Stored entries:
# # # # # # #

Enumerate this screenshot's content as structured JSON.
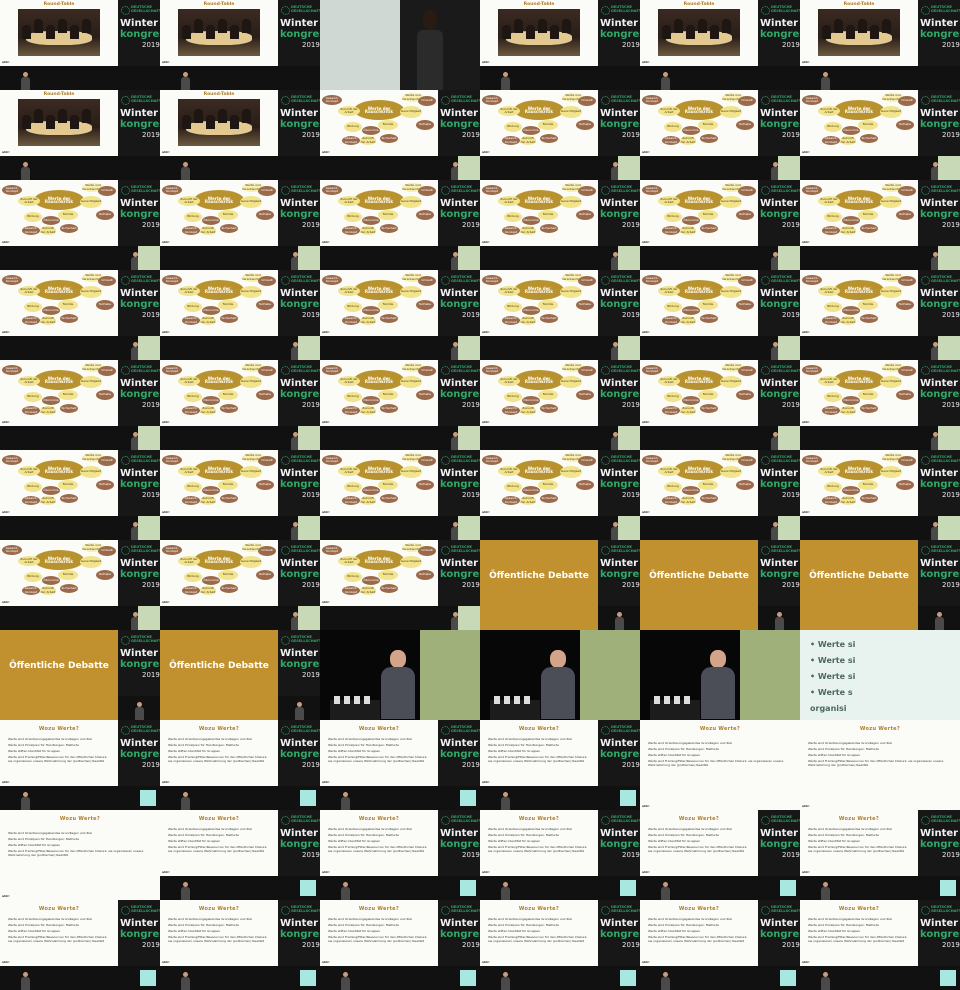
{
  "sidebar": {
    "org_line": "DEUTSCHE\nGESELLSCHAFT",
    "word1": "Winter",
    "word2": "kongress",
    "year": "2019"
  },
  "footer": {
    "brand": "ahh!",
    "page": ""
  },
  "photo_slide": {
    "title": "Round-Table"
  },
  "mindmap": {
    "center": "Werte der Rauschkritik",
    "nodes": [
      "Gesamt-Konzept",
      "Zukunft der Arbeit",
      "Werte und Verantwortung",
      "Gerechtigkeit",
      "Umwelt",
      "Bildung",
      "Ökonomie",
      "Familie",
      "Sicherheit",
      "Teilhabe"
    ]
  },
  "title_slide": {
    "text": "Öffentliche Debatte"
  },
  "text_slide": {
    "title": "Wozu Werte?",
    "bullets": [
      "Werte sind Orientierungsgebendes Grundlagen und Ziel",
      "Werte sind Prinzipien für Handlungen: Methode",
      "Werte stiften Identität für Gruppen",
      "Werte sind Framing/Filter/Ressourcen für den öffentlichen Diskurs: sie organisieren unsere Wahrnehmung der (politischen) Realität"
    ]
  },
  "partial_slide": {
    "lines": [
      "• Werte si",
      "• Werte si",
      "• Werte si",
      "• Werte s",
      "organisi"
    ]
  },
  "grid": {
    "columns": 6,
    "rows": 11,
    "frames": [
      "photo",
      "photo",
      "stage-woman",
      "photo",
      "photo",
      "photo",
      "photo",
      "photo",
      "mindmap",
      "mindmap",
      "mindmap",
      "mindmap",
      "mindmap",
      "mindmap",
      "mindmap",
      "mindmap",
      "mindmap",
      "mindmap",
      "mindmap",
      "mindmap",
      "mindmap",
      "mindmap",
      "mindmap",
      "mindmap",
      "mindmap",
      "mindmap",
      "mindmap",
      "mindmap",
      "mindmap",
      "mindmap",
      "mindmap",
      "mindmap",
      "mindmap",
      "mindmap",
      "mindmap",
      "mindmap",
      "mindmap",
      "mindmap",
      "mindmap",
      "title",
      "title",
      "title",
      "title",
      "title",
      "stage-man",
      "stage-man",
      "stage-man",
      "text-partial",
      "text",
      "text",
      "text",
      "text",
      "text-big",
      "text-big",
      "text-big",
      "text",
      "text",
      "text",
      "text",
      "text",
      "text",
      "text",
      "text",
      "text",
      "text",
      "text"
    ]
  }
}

# # # # # # #

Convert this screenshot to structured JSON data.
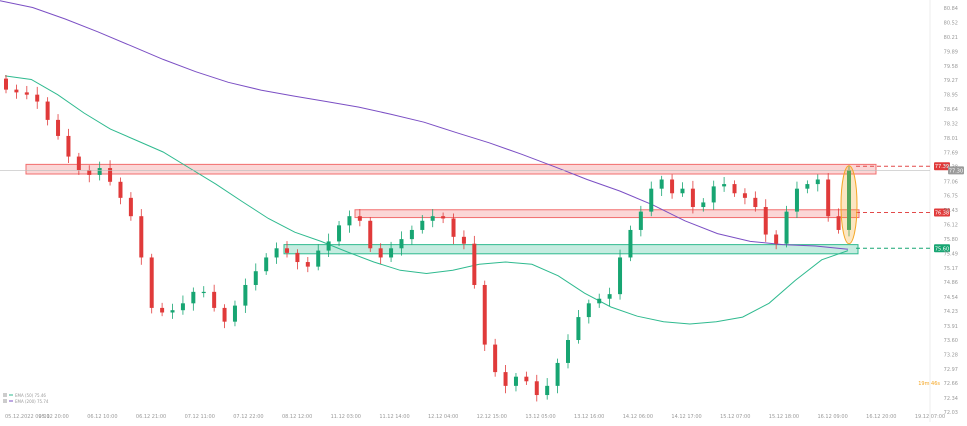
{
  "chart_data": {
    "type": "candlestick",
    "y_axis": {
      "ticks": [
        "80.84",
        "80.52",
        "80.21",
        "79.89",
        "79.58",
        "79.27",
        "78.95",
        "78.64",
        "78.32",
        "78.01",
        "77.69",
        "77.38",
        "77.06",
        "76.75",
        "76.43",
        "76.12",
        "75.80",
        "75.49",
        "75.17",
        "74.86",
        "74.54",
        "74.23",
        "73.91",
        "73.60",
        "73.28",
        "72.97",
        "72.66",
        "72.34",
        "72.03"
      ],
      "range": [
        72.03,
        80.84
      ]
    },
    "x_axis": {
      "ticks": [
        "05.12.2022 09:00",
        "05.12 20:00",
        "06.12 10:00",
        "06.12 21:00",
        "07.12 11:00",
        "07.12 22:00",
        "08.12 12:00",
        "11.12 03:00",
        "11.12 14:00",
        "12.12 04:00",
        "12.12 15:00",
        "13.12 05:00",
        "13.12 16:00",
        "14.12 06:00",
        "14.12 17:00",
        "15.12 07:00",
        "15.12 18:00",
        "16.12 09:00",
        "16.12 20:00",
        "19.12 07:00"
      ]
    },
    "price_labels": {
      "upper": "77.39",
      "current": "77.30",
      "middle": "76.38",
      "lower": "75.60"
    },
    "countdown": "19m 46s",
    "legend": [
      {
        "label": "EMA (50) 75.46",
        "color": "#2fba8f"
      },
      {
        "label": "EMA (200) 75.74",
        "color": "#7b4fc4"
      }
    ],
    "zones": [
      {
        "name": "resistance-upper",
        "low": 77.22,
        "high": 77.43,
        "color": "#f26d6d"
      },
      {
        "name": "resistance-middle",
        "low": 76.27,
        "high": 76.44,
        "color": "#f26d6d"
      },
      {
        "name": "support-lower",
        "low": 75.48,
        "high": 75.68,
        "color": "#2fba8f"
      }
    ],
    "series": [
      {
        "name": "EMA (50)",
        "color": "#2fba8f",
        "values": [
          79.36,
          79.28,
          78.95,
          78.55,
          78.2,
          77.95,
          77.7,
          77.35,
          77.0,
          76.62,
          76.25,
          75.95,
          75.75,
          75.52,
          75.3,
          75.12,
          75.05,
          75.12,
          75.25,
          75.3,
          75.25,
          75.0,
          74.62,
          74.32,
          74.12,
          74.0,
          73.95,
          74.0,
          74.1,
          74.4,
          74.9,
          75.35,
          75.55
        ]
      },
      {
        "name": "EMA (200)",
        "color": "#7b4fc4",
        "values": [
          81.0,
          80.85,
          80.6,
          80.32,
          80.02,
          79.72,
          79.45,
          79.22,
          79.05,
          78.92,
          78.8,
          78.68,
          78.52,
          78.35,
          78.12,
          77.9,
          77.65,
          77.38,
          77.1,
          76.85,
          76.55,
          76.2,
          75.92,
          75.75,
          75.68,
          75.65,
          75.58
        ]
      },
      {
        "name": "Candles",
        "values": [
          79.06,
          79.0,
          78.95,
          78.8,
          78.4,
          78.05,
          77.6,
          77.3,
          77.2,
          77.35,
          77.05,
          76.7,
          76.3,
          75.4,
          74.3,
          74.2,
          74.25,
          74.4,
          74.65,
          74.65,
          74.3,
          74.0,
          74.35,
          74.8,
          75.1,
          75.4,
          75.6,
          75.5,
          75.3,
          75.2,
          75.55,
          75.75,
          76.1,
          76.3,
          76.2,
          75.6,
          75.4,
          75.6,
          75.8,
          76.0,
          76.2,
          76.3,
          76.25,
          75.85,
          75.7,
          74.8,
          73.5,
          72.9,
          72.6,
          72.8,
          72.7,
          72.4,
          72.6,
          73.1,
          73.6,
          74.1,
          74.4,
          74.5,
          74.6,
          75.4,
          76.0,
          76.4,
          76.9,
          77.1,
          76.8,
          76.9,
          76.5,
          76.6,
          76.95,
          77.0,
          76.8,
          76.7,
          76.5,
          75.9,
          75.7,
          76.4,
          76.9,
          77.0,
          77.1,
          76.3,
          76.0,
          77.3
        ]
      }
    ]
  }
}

# # # # # # #

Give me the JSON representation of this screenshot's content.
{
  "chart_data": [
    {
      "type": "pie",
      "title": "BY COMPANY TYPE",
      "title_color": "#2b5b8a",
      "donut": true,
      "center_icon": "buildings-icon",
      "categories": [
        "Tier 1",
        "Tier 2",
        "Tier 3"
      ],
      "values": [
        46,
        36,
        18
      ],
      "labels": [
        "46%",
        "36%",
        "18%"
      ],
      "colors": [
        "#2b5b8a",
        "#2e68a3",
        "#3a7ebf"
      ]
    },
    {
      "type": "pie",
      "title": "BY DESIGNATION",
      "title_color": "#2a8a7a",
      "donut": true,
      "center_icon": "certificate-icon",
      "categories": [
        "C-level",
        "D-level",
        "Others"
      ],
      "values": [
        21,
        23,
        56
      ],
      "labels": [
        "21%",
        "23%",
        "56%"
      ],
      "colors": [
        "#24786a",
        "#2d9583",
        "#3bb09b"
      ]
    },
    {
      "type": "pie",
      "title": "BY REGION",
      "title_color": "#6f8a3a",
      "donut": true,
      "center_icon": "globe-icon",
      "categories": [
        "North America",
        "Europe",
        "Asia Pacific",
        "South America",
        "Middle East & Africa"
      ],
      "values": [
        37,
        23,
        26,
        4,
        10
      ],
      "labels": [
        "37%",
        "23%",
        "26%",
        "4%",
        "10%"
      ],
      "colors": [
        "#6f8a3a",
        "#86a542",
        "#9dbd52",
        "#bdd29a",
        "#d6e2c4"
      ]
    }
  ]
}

# # # # # # #

Every line in the data that holds "screenshot" should be copied out.

Enumerate this screenshot's content as structured JSON.
Convert this screenshot to structured JSON data.
Give me the JSON representation of this screenshot's content.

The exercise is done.